## RAW RECORDS:

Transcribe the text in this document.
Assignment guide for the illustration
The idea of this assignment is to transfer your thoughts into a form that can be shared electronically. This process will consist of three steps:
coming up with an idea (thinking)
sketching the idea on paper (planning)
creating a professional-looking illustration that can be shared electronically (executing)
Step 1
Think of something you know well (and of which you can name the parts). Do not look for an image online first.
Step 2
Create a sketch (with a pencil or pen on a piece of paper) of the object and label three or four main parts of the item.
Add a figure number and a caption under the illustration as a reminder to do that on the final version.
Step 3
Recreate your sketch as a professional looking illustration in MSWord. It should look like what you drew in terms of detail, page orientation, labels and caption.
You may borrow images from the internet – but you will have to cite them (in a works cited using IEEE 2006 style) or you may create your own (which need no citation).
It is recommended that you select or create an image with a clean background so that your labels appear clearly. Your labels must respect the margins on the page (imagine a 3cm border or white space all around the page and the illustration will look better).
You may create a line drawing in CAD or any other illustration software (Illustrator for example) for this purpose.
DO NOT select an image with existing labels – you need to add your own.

## WHAT YOU SHOULD DO:
Pull out each record as written and restate it exactly.

## SOLUTION:
Transcribe the text in this document.
Assignment guide for the illustration
The idea of this assignment is to transfer your thoughts into a form that can be shared electronically. This process will consist of three steps:
coming up with an idea (thinking)
sketching the idea on paper (planning)
creating a professional-looking illustration that can be shared electronically (executing)
Step 1
Think of something you know well (and of which you can name the parts). Do not look for an image online first.
Step 2
Create a sketch (with a pencil or pen on a piece of paper) of the object and label three or four main parts of the item.
Add a figure number and a caption under the illustration as a reminder to do that on the final version.
Step 3
Recreate your sketch as a professional looking illustration in MSWord. It should look like what you drew in terms of detail, page orientation, labels and caption.
You may borrow images from the internet – but you will have to cite them (in a works cited using IEEE 2006 style) or you may create your own (which need no citation).
It is recommended that you select or create an image with a clean background so that your labels appear clearly. Your labels must respect the margins on the page (imagine a 3cm border or white space all around the page and the illustration will look better).
You may create a line drawing in CAD or any other illustration software (Illustrator for example) for this purpose.
DO NOT select an image with existing labels – you need to add your own.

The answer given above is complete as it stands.